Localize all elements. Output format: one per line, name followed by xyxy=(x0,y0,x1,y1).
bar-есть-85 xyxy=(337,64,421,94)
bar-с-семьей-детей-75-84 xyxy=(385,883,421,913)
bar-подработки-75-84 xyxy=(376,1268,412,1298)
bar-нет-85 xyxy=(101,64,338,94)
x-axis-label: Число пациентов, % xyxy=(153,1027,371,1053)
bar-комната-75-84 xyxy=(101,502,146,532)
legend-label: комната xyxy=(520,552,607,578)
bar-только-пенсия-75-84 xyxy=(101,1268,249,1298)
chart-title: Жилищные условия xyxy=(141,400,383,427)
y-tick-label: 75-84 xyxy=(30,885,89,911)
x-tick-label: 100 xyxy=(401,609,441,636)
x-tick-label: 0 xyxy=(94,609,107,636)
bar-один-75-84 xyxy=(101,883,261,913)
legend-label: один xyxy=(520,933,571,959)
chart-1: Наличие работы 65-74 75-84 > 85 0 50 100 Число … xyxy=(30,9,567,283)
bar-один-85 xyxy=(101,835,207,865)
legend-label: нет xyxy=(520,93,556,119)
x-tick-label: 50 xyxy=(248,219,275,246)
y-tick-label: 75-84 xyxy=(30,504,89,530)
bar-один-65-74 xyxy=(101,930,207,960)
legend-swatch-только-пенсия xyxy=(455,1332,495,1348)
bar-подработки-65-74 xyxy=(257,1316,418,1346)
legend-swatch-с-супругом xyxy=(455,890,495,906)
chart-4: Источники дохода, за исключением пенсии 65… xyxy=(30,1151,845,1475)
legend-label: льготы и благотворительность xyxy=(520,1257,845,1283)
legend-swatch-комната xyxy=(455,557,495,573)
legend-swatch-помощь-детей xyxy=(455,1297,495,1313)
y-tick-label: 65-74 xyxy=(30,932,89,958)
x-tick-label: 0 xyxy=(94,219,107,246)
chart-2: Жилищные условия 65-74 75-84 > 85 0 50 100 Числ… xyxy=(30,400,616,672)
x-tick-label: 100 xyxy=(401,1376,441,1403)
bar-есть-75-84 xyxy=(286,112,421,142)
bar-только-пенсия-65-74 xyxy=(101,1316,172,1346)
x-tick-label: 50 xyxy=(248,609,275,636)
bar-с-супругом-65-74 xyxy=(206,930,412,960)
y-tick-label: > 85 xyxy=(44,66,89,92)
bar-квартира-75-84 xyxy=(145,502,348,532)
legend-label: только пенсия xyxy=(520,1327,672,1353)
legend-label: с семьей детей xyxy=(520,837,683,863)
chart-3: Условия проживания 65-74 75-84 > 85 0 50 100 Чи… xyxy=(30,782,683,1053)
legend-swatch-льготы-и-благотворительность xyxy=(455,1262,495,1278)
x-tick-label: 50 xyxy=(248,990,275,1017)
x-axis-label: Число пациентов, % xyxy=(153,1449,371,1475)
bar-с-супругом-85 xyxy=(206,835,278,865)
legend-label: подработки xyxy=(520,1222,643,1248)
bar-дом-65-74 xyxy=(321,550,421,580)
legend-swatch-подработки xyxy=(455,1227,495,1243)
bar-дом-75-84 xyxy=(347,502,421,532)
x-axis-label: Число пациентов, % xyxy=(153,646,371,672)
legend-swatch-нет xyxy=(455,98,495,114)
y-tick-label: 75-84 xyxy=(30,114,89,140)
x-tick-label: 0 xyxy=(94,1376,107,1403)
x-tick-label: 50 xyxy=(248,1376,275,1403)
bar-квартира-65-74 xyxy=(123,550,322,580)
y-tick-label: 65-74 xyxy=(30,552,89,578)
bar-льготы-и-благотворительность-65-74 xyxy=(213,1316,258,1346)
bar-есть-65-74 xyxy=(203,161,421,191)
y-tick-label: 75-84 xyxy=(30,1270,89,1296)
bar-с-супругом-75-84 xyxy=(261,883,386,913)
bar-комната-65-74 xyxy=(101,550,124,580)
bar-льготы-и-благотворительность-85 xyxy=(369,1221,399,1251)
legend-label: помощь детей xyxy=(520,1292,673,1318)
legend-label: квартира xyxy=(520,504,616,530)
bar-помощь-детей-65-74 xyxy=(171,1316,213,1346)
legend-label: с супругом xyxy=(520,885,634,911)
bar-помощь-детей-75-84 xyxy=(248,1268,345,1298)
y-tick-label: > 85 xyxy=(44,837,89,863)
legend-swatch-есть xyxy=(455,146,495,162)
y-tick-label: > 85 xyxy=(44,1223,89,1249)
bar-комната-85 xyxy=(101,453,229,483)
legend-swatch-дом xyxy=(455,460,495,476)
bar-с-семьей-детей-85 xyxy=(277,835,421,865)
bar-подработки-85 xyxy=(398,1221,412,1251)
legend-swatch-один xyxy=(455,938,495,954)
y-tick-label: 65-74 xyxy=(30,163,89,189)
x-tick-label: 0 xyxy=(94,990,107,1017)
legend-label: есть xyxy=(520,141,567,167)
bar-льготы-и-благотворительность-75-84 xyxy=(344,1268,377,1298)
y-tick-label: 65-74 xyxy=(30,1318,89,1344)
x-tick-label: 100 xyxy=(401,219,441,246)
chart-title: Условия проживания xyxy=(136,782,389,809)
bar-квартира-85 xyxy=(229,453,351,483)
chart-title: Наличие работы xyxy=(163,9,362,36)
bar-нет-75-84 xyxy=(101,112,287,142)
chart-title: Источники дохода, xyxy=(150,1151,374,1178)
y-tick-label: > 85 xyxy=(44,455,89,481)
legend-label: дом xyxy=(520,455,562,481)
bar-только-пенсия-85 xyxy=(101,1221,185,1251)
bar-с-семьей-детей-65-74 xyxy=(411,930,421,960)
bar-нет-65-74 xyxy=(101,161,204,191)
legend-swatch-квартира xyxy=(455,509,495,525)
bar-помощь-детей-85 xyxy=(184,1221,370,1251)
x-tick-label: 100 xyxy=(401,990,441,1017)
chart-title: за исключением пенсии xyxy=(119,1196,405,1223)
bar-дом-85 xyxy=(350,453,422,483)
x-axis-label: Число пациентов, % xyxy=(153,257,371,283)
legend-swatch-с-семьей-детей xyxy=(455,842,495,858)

Exercise details:
Could you reproduce every line of the records above word for word, with nothing changed?

Task response:
Localize all elements. Output format: one per line, name followed by xyxy=(x0,y0,x1,y1).
bar-есть-85 xyxy=(337,64,421,94)
bar-с-семьей-детей-75-84 xyxy=(385,883,421,913)
bar-подработки-75-84 xyxy=(376,1268,412,1298)
bar-нет-85 xyxy=(101,64,338,94)
x-axis-label: Число пациентов, % xyxy=(153,1027,371,1053)
bar-комната-75-84 xyxy=(101,502,146,532)
legend-label: комната xyxy=(520,552,607,578)
bar-только-пенсия-75-84 xyxy=(101,1268,249,1298)
chart-title: Жилищные условия xyxy=(141,400,383,427)
y-tick-label: 75-84 xyxy=(30,885,89,911)
x-tick-label: 100 xyxy=(401,609,441,636)
x-tick-label: 0 xyxy=(94,609,107,636)
bar-один-75-84 xyxy=(101,883,261,913)
legend-label: один xyxy=(520,933,571,959)
chart-1: Наличие работы 65-74 75-84 > 85 0 50 100 Число … xyxy=(30,9,567,283)
bar-один-85 xyxy=(101,835,207,865)
legend-label: нет xyxy=(520,93,556,119)
x-tick-label: 50 xyxy=(248,219,275,246)
y-tick-label: 75-84 xyxy=(30,504,89,530)
bar-один-65-74 xyxy=(101,930,207,960)
legend-swatch-только-пенсия xyxy=(455,1332,495,1348)
bar-подработки-65-74 xyxy=(257,1316,418,1346)
legend-swatch-с-супругом xyxy=(455,890,495,906)
chart-4: Источники дохода, за исключением пенсии 65… xyxy=(30,1151,845,1475)
legend-label: льготы и благотворительность xyxy=(520,1257,845,1283)
legend-swatch-комната xyxy=(455,557,495,573)
legend-swatch-помощь-детей xyxy=(455,1297,495,1313)
y-tick-label: 65-74 xyxy=(30,932,89,958)
x-tick-label: 0 xyxy=(94,219,107,246)
chart-2: Жилищные условия 65-74 75-84 > 85 0 50 100 Числ… xyxy=(30,400,616,672)
x-tick-label: 100 xyxy=(401,1376,441,1403)
bar-есть-75-84 xyxy=(286,112,421,142)
bar-только-пенсия-65-74 xyxy=(101,1316,172,1346)
x-tick-label: 50 xyxy=(248,609,275,636)
bar-с-супругом-65-74 xyxy=(206,930,412,960)
y-tick-label: > 85 xyxy=(44,66,89,92)
bar-квартира-75-84 xyxy=(145,502,348,532)
legend-label: только пенсия xyxy=(520,1327,672,1353)
legend-label: с семьей детей xyxy=(520,837,683,863)
chart-3: Условия проживания 65-74 75-84 > 85 0 50 100 Чи… xyxy=(30,782,683,1053)
legend-swatch-льготы-и-благотворительность xyxy=(455,1262,495,1278)
x-tick-label: 50 xyxy=(248,990,275,1017)
x-axis-label: Число пациентов, % xyxy=(153,1449,371,1475)
bar-с-супругом-85 xyxy=(206,835,278,865)
legend-label: подработки xyxy=(520,1222,643,1248)
bar-дом-65-74 xyxy=(321,550,421,580)
legend-swatch-подработки xyxy=(455,1227,495,1243)
bar-дом-75-84 xyxy=(347,502,421,532)
x-axis-label: Число пациентов, % xyxy=(153,646,371,672)
legend-swatch-нет xyxy=(455,98,495,114)
y-tick-label: 75-84 xyxy=(30,114,89,140)
x-tick-label: 0 xyxy=(94,1376,107,1403)
x-tick-label: 50 xyxy=(248,1376,275,1403)
bar-квартира-65-74 xyxy=(123,550,322,580)
y-tick-label: 65-74 xyxy=(30,552,89,578)
bar-льготы-и-благотворительность-65-74 xyxy=(213,1316,258,1346)
bar-есть-65-74 xyxy=(203,161,421,191)
y-tick-label: 75-84 xyxy=(30,1270,89,1296)
bar-с-супругом-75-84 xyxy=(261,883,386,913)
bar-комната-65-74 xyxy=(101,550,124,580)
bar-льготы-и-благотворительность-85 xyxy=(369,1221,399,1251)
legend-label: помощь детей xyxy=(520,1292,673,1318)
legend-label: квартира xyxy=(520,504,616,530)
bar-помощь-детей-65-74 xyxy=(171,1316,213,1346)
legend-label: с супругом xyxy=(520,885,634,911)
bar-помощь-детей-75-84 xyxy=(248,1268,345,1298)
y-tick-label: > 85 xyxy=(44,837,89,863)
legend-swatch-есть xyxy=(455,146,495,162)
y-tick-label: > 85 xyxy=(44,1223,89,1249)
bar-комната-85 xyxy=(101,453,229,483)
legend-swatch-дом xyxy=(455,460,495,476)
bar-с-семьей-детей-85 xyxy=(277,835,421,865)
bar-подработки-85 xyxy=(398,1221,412,1251)
legend-swatch-один xyxy=(455,938,495,954)
y-tick-label: 65-74 xyxy=(30,163,89,189)
x-tick-label: 0 xyxy=(94,990,107,1017)
legend-label: есть xyxy=(520,141,567,167)
bar-льготы-и-благотворительность-75-84 xyxy=(344,1268,377,1298)
y-tick-label: 65-74 xyxy=(30,1318,89,1344)
x-tick-label: 100 xyxy=(401,219,441,246)
chart-title: Условия проживания xyxy=(136,782,389,809)
bar-квартира-85 xyxy=(229,453,351,483)
chart-title: Наличие работы xyxy=(163,9,362,36)
bar-нет-75-84 xyxy=(101,112,287,142)
chart-title: Источники дохода, xyxy=(150,1151,374,1178)
y-tick-label: > 85 xyxy=(44,455,89,481)
legend-label: дом xyxy=(520,455,562,481)
bar-только-пенсия-85 xyxy=(101,1221,185,1251)
bar-с-семьей-детей-65-74 xyxy=(411,930,421,960)
bar-нет-65-74 xyxy=(101,161,204,191)
legend-swatch-квартира xyxy=(455,509,495,525)
bar-помощь-детей-85 xyxy=(184,1221,370,1251)
x-tick-label: 100 xyxy=(401,990,441,1017)
chart-title: за исключением пенсии xyxy=(119,1196,405,1223)
bar-дом-85 xyxy=(350,453,422,483)
x-axis-label: Число пациентов, % xyxy=(153,257,371,283)
legend-swatch-с-семьей-детей xyxy=(455,842,495,858)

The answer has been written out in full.